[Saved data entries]
════════
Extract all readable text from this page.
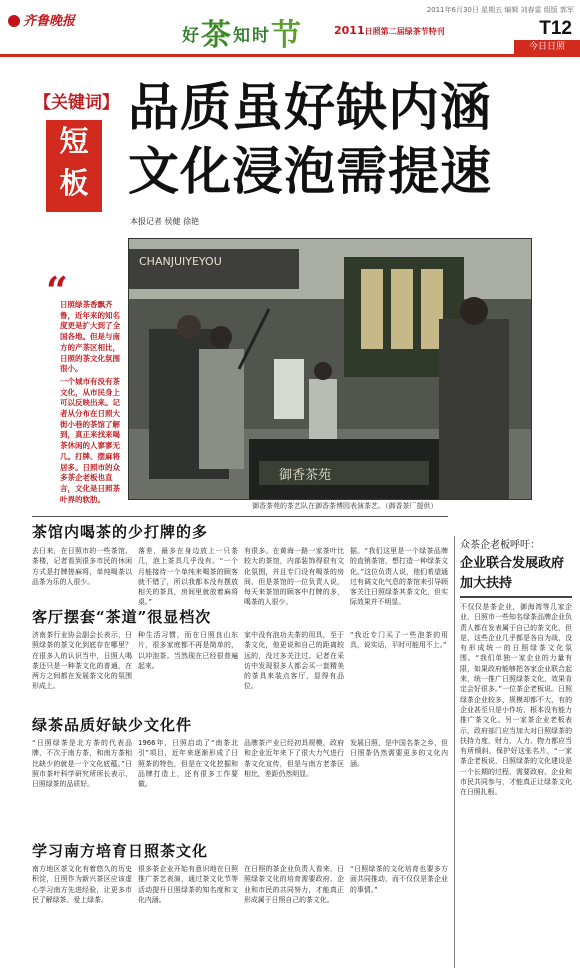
齐鲁晚报
2011年6月30日 星期五 编辑 刘春雷 组版 郭军
好茶知时节	2011日照第二届绿茶节特刊	T12
今日日照
【关键词】
短
板
品质虽好缺内涵
文化浸泡需提速
本报记者 侯健 徐艳
“

日照绿茶香飘齐鲁，近年来的知名度更是扩大到了全国各地。但是与南方的产茶区相比，日照的茶文化氛围很小。

一个城市有没有茶文化，从市民身上可以反映出来。记者从分布在日照大街小巷的茶馆了解到，真正来找来喝茶休闲的人寥寥无几。打牌、摆麻将居多。日照市的众多茶企老板也直言，文化是日照茶叶界的软肋。

CHANJUIYEYOU
御香茶苑
御香茶苑的茶艺队在御香茶博园表演茶艺。（御香茶厂提供）
茶馆内喝茶的少打牌的多
去日来，在日照市的一些茶馆、茶楼，记者看到很多市民的休闲方式是打牌搓麻将，单纯喝茶以品茶为乐的人很少。
落差，最多在身边放上一只茶几，泡上茶具几乎没有。“一个月能接待一个单纯来喝茶的顾客就不错了，所以我都本没有摆放相关的茶具，房间里就放着麻将桌。”
有很多。在黄海一路一家茶叶比较大的茶馆，内部装饰得很有文化氛围，并且专门设有喝茶的房间，但是茶馆的一位负责人说，每天来茶馆的顾客中打牌的多，喝茶的人很少。
据。“我们这里是一个绿茶品牌的直销茶馆，想打造一种绿茶文化。”这位负责人说，他们希望通过有调文化气息的茶馆来引导顾客关注日照绿茶其茶文化，但实际效果并不明显。
客厅摆套“茶道”很显档次
济南茶行业协会副会长表示，日照绿茶的茶文化到底存在哪里？在很多人的认识当中，日照人喝茶还只是一种茶文化的普通，在两方之间都在发展茶文化的氛围形成上。
种生活习惯，而在日照良山东片，很多家庭都不再是简单的，以冲泡茶。当然现在已经很普遍起来。
家中没有泡功夫茶的用具，至于茶文化，他更说和自己的距离较远的，没过多关注过。记者在采访中发现很多人都会买一套精美的茶具来装点客厅，显得有品位。
“我近专门买了一些泡茶的用具，说实话，平时可能用不上。”
绿茶品质好缺少文化件
“日照绿茶是北方茶的代表品牌，不次于南方茶，和南方茶相比缺少的就是一个文化底蕴。”日照市茶叶科学研究所所长表示，日照绿茶的品质好。
1966年，日照启动了“南茶北引”项目，近年来逐渐形成了日照茶的特色，但是在文化挖掘和品牌打造上，还有很多工作要做。
品牌茶产业已经初具规模，政府和企业近年来下了很大力气进行茶文化宣传，但是与南方老茶区相比，差距仍然明显。
发展日照，是中国名茶之乡，但日照茶仍然需要更多的文化内涵。
学习南方培育日照茶文化
南方地区茶文化有着悠久的历史积淀，日照作为新兴茶区应该虚心学习南方先进经验，让更多市民了解绿茶、爱上绿茶。
很多茶企业开始有意识地在日照推广茶艺表演，通过茶文化节等活动提升日照绿茶的知名度和文化内涵。
在日照的茶企业负责人看来，日照绿茶文化的培育需要政府、企业和市民的共同努力，才能真正形成属于日照自己的茶文化。
“日照绿茶的文化培育也要多方面共同推动，而不仅仅是茶企业的事情。”
众茶企老板呼吁：
企业联合发展政府加大扶持
不仅仅是茶企业，御海湾等几家企业，日照市一些知名绿茶品牌企业负责人都在发表属于自己的茶文化，但是，这些企业几乎都是各自为战，没有形成统一的日照绿茶文化氛围。“我们单独一家企业的力量有限，如果政府能够把各家企业联合起来，统一推广日照绿茶文化，效果肯定会好很多。”一位茶企老板说。日照绿茶企业较多，规模却都不大，有的企业甚至只是小作坊，根本没有能力推广茶文化。另一家茶企业老板表示，政府部门应当加大对日照绿茶的扶持力度，财力、人力、物力都应当有所倾斜，保护好这张名片，“一家茶企老板说，日照绿茶的文化建设是一个长期的过程，需要政府、企业和市民共同参与，才能真正让绿茶文化在日照扎根。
════════
▶ Direction
Repeat the material above word for word, please, apart from its images.

▶ Result for this exercise
Extract all readable text from this page.
齐鲁晚报
2011年6月30日 星期五 编辑 刘春雷 组版 郭军
好茶知时节	2011日照第二届绿茶节特刊	T12
今日日照
【关键词】
短
板
品质虽好缺内涵
文化浸泡需提速
本报记者 侯健 徐艳
“

日照绿茶香飘齐鲁，近年来的知名度更是扩大到了全国各地。但是与南方的产茶区相比，日照的茶文化氛围很小。

一个城市有没有茶文化，从市民身上可以反映出来。记者从分布在日照大街小巷的茶馆了解到，真正来找来喝茶休闲的人寥寥无几。打牌、摆麻将居多。日照市的众多茶企老板也直言，文化是日照茶叶界的软肋。

CHANJUIYEYOU
御香茶苑
御香茶苑的茶艺队在御香茶博园表演茶艺。（御香茶厂提供）
茶馆内喝茶的少打牌的多
去日来，在日照市的一些茶馆、茶楼，记者看到很多市民的休闲方式是打牌搓麻将，单纯喝茶以品茶为乐的人很少。
落差，最多在身边放上一只茶几，泡上茶具几乎没有。“一个月能接待一个单纯来喝茶的顾客就不错了，所以我都本没有摆放相关的茶具，房间里就放着麻将桌。”
有很多。在黄海一路一家茶叶比较大的茶馆，内部装饰得很有文化氛围，并且专门设有喝茶的房间，但是茶馆的一位负责人说，每天来茶馆的顾客中打牌的多，喝茶的人很少。
据。“我们这里是一个绿茶品牌的直销茶馆，想打造一种绿茶文化。”这位负责人说，他们希望通过有调文化气息的茶馆来引导顾客关注日照绿茶其茶文化，但实际效果并不明显。
客厅摆套“茶道”很显档次
济南茶行业协会副会长表示，日照绿茶的茶文化到底存在哪里？在很多人的认识当中，日照人喝茶还只是一种茶文化的普通，在两方之间都在发展茶文化的氛围形成上。
种生活习惯，而在日照良山东片，很多家庭都不再是简单的，以冲泡茶。当然现在已经很普遍起来。
家中没有泡功夫茶的用具，至于茶文化，他更说和自己的距离较远的，没过多关注过。记者在采访中发现很多人都会买一套精美的茶具来装点客厅，显得有品位。
“我近专门买了一些泡茶的用具，说实话，平时可能用不上。”
绿茶品质好缺少文化件
“日照绿茶是北方茶的代表品牌，不次于南方茶，和南方茶相比缺少的就是一个文化底蕴。”日照市茶叶科学研究所所长表示，日照绿茶的品质好。
1966年，日照启动了“南茶北引”项目，近年来逐渐形成了日照茶的特色，但是在文化挖掘和品牌打造上，还有很多工作要做。
品牌茶产业已经初具规模，政府和企业近年来下了很大力气进行茶文化宣传，但是与南方老茶区相比，差距仍然明显。
发展日照，是中国名茶之乡，但日照茶仍然需要更多的文化内涵。
学习南方培育日照茶文化
南方地区茶文化有着悠久的历史积淀，日照作为新兴茶区应该虚心学习南方先进经验，让更多市民了解绿茶、爱上绿茶。
很多茶企业开始有意识地在日照推广茶艺表演，通过茶文化节等活动提升日照绿茶的知名度和文化内涵。
在日照的茶企业负责人看来，日照绿茶文化的培育需要政府、企业和市民的共同努力，才能真正形成属于日照自己的茶文化。
“日照绿茶的文化培育也要多方面共同推动，而不仅仅是茶企业的事情。”
众茶企老板呼吁：
企业联合发展政府加大扶持
不仅仅是茶企业，御海湾等几家企业，日照市一些知名绿茶品牌企业负责人都在发表属于自己的茶文化，但是，这些企业几乎都是各自为战，没有形成统一的日照绿茶文化氛围。“我们单独一家企业的力量有限，如果政府能够把各家企业联合起来，统一推广日照绿茶文化，效果肯定会好很多。”一位茶企老板说。日照绿茶企业较多，规模却都不大，有的企业甚至只是小作坊，根本没有能力推广茶文化。另一家茶企业老板表示，政府部门应当加大对日照绿茶的扶持力度，财力、人力、物力都应当有所倾斜，保护好这张名片，“一家茶企老板说，日照绿茶的文化建设是一个长期的过程，需要政府、企业和市民共同参与，才能真正让绿茶文化在日照扎根。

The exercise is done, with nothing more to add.